___ Data provided

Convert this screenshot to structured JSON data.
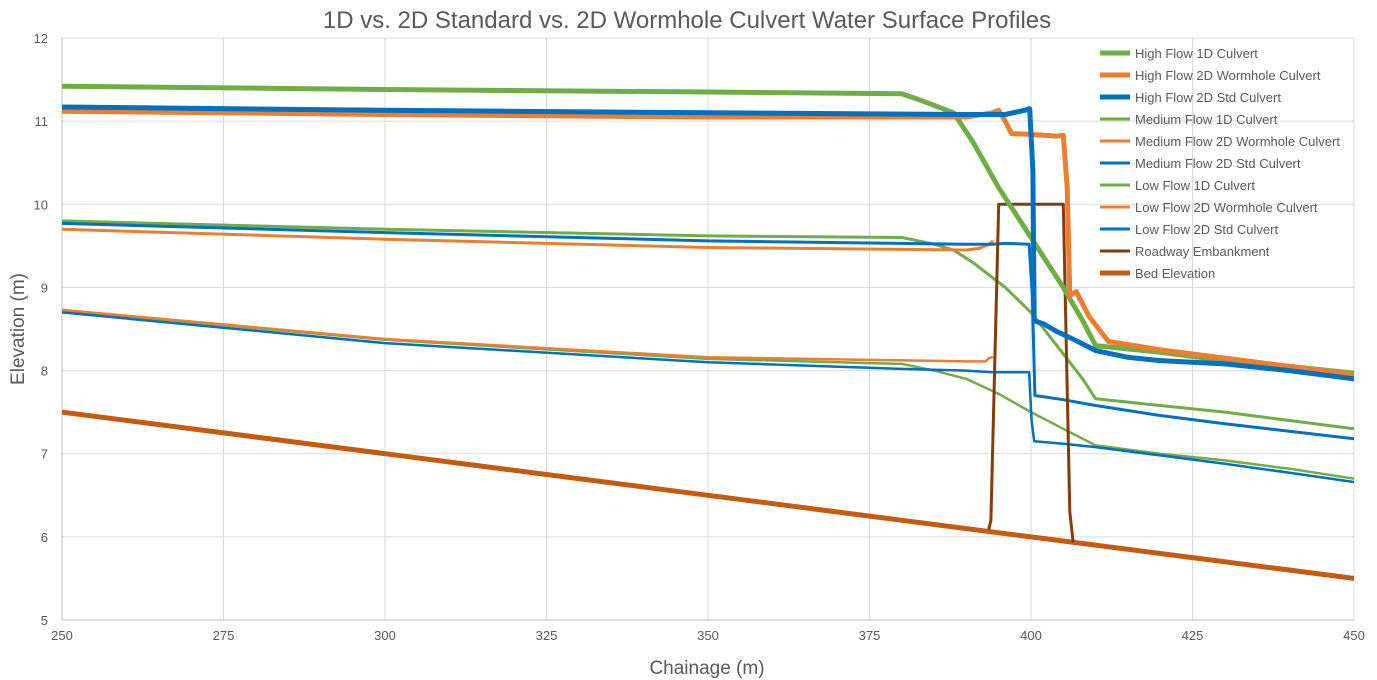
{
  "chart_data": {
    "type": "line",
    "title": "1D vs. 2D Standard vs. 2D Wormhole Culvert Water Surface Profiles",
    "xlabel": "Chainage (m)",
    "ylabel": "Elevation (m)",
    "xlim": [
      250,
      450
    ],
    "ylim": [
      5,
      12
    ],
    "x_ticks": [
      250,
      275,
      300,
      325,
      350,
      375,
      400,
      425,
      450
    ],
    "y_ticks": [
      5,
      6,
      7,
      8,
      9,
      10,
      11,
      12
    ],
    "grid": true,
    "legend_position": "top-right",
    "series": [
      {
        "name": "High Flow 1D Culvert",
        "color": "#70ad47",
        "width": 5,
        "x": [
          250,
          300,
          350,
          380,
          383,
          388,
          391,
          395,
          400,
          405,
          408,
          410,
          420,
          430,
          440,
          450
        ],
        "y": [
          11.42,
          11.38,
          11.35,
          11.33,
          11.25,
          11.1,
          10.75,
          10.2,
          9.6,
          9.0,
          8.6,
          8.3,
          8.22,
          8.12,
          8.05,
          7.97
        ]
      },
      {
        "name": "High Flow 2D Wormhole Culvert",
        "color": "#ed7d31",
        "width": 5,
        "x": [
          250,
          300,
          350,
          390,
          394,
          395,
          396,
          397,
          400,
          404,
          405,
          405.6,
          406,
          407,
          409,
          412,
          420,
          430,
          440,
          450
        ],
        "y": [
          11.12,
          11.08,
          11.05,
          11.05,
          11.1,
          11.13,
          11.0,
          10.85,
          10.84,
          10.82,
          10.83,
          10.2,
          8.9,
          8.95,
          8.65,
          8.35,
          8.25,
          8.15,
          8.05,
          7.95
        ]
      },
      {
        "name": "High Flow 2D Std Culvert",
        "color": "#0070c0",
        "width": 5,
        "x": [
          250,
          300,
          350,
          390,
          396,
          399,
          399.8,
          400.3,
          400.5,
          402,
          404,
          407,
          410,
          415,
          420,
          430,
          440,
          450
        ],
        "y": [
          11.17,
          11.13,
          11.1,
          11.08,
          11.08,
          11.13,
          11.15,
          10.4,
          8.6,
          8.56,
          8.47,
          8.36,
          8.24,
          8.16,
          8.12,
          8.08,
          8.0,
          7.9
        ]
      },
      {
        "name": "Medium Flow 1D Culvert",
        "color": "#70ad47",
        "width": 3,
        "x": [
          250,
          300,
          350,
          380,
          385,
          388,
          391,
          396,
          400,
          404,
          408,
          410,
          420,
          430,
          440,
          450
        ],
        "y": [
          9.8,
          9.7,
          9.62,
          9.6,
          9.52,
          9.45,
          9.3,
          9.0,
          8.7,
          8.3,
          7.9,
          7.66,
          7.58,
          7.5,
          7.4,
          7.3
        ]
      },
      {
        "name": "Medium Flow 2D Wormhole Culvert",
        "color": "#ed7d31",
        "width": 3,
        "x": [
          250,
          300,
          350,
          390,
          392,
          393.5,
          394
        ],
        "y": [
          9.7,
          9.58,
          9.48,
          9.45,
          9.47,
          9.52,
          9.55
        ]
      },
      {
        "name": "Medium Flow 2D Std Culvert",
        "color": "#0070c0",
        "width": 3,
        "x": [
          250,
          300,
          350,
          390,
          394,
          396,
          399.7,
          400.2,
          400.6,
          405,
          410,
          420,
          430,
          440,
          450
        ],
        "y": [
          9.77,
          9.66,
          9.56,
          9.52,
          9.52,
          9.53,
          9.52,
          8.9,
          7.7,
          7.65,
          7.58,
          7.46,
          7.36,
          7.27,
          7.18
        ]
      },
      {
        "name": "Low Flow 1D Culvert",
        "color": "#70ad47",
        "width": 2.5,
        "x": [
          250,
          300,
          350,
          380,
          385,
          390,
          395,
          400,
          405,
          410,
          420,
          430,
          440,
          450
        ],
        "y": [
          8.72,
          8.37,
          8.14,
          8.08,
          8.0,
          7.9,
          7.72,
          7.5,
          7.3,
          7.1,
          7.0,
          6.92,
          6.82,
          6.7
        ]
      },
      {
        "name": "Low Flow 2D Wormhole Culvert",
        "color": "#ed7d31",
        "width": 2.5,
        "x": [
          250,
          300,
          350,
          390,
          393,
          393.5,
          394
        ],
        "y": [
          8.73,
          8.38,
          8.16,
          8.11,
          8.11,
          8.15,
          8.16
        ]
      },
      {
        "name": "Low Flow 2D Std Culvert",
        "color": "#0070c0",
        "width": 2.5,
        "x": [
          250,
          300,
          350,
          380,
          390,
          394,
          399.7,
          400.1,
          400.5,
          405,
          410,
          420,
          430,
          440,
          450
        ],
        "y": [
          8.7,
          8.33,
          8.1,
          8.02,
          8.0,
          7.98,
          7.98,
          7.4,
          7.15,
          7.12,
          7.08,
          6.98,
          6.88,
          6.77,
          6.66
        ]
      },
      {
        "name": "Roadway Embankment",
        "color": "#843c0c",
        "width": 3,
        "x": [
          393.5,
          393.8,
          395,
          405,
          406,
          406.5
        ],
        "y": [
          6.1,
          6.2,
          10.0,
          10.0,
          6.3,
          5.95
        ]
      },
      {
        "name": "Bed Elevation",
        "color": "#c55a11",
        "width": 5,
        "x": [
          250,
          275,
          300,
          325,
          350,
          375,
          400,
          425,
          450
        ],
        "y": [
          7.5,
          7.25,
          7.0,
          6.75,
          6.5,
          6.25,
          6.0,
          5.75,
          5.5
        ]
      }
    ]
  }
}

______

Do this:
Pick each line holding the word "Flow" out of the listing.

Task answer:
        "name": "High Flow 1D Culvert",
        "name": "High Flow 2D Wormhole Culvert",
        "name": "High Flow 2D Std Culvert",
        "name": "Medium Flow 1D Culvert",
        "name": "Medium Flow 2D Wormhole Culvert",
        "name": "Medium Flow 2D Std Culvert",
        "name": "Low Flow 1D Culvert",
        "name": "Low Flow 2D Wormhole Culvert",
        "name": "Low Flow 2D Std Culvert",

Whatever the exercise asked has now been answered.